--- PROBLEM DETAILS ---
Present the following entries again, word for word and in full.

--- DATA SECTION ---
================================

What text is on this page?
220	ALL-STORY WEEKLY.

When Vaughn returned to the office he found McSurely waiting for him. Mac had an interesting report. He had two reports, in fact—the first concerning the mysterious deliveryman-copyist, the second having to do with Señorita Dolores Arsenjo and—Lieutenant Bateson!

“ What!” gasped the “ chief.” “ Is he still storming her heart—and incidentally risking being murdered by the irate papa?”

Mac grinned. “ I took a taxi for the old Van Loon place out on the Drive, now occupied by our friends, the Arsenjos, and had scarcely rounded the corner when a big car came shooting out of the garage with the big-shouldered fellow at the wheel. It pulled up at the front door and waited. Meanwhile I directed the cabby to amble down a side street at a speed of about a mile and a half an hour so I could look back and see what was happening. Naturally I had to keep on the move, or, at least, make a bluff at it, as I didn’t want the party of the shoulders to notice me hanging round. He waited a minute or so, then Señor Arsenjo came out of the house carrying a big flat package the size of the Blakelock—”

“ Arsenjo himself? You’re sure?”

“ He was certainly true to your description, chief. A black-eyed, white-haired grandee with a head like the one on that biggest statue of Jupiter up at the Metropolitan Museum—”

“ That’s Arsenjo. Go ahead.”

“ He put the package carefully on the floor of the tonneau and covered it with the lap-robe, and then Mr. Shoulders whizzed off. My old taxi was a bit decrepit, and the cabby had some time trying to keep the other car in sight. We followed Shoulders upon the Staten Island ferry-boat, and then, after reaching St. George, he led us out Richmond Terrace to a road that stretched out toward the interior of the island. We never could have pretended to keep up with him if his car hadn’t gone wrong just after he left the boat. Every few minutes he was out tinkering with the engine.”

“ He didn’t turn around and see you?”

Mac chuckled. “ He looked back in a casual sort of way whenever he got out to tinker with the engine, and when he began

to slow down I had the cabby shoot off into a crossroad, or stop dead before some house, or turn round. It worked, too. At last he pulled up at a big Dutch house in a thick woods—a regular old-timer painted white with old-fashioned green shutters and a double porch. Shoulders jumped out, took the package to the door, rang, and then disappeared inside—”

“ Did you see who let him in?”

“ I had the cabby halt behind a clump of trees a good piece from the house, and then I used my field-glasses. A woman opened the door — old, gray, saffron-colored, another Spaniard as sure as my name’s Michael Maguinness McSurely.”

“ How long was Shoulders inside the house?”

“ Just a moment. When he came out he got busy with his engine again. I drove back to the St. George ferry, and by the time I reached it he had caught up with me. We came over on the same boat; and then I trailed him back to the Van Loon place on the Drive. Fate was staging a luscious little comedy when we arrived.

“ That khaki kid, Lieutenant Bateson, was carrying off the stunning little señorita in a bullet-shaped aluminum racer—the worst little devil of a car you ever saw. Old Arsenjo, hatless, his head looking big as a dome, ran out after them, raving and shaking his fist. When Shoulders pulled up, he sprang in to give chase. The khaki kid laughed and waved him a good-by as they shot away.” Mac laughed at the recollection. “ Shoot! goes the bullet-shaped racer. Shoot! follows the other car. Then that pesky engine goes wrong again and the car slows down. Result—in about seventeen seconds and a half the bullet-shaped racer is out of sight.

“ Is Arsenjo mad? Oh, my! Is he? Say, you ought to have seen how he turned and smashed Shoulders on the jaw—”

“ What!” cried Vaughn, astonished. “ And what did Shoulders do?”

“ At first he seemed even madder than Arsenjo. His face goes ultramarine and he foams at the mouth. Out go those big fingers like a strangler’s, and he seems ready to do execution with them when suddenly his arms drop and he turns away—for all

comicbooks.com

================================

--- SOLUTION TO THE EXERCISE ---
What text is on this page?
220	ALL-STORY WEEKLY.

When Vaughn returned to the office he found McSurely waiting for him. Mac had an interesting report. He had two reports, in fact—the first concerning the mysterious deliveryman-copyist, the second having to do with Señorita Dolores Arsenjo and—Lieutenant Bateson!

“ What!” gasped the “ chief.” “ Is he still storming her heart—and incidentally risking being murdered by the irate papa?”

Mac grinned. “ I took a taxi for the old Van Loon place out on the Drive, now occupied by our friends, the Arsenjos, and had scarcely rounded the corner when a big car came shooting out of the garage with the big-shouldered fellow at the wheel. It pulled up at the front door and waited. Meanwhile I directed the cabby to amble down a side street at a speed of about a mile and a half an hour so I could look back and see what was happening. Naturally I had to keep on the move, or, at least, make a bluff at it, as I didn’t want the party of the shoulders to notice me hanging round. He waited a minute or so, then Señor Arsenjo came out of the house carrying a big flat package the size of the Blakelock—”

“ Arsenjo himself? You’re sure?”

“ He was certainly true to your description, chief. A black-eyed, white-haired grandee with a head like the one on that biggest statue of Jupiter up at the Metropolitan Museum—”

“ That’s Arsenjo. Go ahead.”

“ He put the package carefully on the floor of the tonneau and covered it with the lap-robe, and then Mr. Shoulders whizzed off. My old taxi was a bit decrepit, and the cabby had some time trying to keep the other car in sight. We followed Shoulders upon the Staten Island ferry-boat, and then, after reaching St. George, he led us out Richmond Terrace to a road that stretched out toward the interior of the island. We never could have pretended to keep up with him if his car hadn’t gone wrong just after he left the boat. Every few minutes he was out tinkering with the engine.”

“ He didn’t turn around and see you?”

Mac chuckled. “ He looked back in a casual sort of way whenever he got out to tinker with the engine, and when he began

to slow down I had the cabby shoot off into a crossroad, or stop dead before some house, or turn round. It worked, too. At last he pulled up at a big Dutch house in a thick woods—a regular old-timer painted white with old-fashioned green shutters and a double porch. Shoulders jumped out, took the package to the door, rang, and then disappeared inside—”

“ Did you see who let him in?”

“ I had the cabby halt behind a clump of trees a good piece from the house, and then I used my field-glasses. A woman opened the door — old, gray, saffron-colored, another Spaniard as sure as my name’s Michael Maguinness McSurely.”

“ How long was Shoulders inside the house?”

“ Just a moment. When he came out he got busy with his engine again. I drove back to the St. George ferry, and by the time I reached it he had caught up with me. We came over on the same boat; and then I trailed him back to the Van Loon place on the Drive. Fate was staging a luscious little comedy when we arrived.

“ That khaki kid, Lieutenant Bateson, was carrying off the stunning little señorita in a bullet-shaped aluminum racer—the worst little devil of a car you ever saw. Old Arsenjo, hatless, his head looking big as a dome, ran out after them, raving and shaking his fist. When Shoulders pulled up, he sprang in to give chase. The khaki kid laughed and waved him a good-by as they shot away.” Mac laughed at the recollection. “ Shoot! goes the bullet-shaped racer. Shoot! follows the other car. Then that pesky engine goes wrong again and the car slows down. Result—in about seventeen seconds and a half the bullet-shaped racer is out of sight.

“ Is Arsenjo mad? Oh, my! Is he? Say, you ought to have seen how he turned and smashed Shoulders on the jaw—”

“ What!” cried Vaughn, astonished. “ And what did Shoulders do?”

“ At first he seemed even madder than Arsenjo. His face goes ultramarine and he foams at the mouth. Out go those big fingers like a strangler’s, and he seems ready to do execution with them when suddenly his arms drop and he turns away—for all

comicbooks.com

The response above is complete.